--- start Given data ---

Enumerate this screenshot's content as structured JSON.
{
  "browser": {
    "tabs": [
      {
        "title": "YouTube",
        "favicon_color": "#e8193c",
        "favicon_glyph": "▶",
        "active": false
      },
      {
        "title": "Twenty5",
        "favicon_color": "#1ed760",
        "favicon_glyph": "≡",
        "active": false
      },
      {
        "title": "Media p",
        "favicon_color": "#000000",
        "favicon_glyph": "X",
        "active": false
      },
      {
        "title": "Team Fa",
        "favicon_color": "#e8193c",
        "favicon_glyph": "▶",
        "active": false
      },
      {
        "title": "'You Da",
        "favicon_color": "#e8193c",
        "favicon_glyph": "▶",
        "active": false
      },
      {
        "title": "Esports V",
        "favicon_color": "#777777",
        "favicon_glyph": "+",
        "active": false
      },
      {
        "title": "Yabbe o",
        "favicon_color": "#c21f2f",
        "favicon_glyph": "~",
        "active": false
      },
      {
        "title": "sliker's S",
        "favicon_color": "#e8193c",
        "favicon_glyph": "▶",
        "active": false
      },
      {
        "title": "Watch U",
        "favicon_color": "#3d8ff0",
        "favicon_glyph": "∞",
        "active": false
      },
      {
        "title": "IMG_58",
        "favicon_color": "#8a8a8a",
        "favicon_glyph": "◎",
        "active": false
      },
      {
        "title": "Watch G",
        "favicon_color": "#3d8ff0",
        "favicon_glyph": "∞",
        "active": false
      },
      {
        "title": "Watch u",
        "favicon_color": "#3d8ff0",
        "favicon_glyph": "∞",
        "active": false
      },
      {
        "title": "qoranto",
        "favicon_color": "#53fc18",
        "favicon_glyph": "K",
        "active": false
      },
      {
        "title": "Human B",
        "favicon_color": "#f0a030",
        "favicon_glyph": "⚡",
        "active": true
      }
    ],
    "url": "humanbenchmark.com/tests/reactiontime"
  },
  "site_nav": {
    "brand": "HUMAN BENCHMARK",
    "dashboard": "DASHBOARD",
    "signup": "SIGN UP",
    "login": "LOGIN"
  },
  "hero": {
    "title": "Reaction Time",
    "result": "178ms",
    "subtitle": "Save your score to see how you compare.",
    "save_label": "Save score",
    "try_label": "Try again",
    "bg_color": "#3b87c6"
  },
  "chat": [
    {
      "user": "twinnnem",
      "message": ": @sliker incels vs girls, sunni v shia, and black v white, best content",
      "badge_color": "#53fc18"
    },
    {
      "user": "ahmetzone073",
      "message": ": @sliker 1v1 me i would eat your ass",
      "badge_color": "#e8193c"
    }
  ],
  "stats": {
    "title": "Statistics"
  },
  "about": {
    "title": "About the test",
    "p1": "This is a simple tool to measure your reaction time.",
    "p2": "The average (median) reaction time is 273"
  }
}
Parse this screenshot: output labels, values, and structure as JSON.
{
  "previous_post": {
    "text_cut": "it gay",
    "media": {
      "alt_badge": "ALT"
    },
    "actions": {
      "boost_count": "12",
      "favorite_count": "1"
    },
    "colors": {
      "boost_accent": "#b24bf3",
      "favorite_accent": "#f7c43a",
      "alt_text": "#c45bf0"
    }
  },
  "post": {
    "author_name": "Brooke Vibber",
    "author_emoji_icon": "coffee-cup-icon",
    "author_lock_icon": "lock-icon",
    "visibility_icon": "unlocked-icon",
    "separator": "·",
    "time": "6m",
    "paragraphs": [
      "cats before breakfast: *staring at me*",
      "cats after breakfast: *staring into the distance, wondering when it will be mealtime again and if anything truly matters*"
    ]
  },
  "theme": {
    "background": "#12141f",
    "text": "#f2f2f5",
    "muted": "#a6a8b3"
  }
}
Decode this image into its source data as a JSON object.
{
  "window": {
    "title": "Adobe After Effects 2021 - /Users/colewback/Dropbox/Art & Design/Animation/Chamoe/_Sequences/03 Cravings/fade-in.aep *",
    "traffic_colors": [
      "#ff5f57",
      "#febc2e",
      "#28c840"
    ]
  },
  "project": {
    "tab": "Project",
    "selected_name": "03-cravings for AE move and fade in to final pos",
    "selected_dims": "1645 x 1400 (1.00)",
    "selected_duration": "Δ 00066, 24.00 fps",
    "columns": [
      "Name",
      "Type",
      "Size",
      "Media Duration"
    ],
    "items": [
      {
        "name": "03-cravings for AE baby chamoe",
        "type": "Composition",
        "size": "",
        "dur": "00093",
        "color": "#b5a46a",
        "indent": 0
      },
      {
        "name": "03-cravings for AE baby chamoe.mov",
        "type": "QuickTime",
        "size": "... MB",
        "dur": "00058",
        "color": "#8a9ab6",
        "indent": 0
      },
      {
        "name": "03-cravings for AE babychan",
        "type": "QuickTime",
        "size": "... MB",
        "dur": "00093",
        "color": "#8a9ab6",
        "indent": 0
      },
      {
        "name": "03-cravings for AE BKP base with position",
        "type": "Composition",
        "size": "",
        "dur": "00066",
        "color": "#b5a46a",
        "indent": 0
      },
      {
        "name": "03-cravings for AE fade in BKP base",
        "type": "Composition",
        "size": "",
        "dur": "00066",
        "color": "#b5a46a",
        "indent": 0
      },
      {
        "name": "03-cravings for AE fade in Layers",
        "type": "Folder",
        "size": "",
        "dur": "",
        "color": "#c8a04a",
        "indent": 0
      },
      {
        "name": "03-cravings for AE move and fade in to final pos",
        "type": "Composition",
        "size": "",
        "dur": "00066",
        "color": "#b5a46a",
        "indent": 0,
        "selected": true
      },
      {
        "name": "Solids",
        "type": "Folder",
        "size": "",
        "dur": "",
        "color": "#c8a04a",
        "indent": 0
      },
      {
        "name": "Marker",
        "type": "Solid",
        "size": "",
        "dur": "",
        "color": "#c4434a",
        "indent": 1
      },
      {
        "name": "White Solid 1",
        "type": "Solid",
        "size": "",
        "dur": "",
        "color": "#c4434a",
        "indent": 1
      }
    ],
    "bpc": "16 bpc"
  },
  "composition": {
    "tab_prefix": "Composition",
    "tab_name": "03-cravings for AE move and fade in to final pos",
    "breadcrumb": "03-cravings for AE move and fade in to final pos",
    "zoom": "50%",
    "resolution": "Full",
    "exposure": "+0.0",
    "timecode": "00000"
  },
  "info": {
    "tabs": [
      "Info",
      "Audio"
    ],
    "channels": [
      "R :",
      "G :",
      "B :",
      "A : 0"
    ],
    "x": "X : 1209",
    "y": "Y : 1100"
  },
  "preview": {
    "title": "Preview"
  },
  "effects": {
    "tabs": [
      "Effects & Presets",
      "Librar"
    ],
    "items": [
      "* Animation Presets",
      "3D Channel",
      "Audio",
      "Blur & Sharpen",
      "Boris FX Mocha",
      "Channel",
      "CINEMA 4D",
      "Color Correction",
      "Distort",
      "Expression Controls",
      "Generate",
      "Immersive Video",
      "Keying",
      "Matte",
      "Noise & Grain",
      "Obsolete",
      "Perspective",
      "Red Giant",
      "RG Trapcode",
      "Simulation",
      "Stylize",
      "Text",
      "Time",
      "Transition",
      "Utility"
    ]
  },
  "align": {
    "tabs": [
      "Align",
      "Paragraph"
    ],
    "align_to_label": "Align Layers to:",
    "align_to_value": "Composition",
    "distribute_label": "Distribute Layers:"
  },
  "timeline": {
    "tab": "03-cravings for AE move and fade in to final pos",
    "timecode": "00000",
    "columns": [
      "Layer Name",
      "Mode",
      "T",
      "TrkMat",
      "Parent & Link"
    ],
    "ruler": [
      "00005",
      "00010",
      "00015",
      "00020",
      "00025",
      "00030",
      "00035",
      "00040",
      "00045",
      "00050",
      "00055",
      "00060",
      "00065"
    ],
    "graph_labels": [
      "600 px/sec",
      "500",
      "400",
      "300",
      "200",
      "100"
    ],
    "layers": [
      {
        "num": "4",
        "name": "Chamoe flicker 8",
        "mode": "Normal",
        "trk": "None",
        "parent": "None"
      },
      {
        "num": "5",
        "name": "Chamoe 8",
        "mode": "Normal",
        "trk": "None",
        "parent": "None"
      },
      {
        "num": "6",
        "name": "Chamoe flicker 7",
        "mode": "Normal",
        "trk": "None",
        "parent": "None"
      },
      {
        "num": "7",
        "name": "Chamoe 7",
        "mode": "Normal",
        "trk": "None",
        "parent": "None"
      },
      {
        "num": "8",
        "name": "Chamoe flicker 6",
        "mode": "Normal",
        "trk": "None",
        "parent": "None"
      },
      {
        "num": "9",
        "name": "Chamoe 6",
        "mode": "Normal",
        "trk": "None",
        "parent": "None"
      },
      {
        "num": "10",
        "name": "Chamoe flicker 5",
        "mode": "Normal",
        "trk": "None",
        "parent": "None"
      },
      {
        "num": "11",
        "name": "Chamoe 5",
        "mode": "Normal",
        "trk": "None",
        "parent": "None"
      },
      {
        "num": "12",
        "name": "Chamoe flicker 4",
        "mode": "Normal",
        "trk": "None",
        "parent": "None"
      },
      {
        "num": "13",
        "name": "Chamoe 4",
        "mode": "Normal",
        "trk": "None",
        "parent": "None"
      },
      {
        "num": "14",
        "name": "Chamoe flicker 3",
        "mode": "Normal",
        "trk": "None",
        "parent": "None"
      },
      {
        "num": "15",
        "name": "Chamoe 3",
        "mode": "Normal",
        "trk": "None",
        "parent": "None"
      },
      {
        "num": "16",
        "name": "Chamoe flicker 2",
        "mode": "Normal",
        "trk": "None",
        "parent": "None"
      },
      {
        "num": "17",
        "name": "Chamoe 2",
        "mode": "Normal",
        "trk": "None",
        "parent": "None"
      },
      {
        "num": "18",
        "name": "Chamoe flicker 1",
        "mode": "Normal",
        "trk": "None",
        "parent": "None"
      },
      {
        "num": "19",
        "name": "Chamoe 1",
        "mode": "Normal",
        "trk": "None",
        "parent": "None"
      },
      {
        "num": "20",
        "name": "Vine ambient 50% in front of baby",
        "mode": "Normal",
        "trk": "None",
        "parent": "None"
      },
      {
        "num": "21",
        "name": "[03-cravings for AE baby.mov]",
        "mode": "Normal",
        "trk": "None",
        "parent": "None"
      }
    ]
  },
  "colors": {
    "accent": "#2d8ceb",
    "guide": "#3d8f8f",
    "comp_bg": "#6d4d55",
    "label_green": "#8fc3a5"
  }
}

--- end Given data ---

Copy out all lines that carry the word "Animation".

    "title": "Adobe After Effects 2021 - /Users/colewback/Dropbox/Art & Design/Animation/Chamoe/_Sequences/03 Cravings/fade-in.aep *",
      "* Animation Presets",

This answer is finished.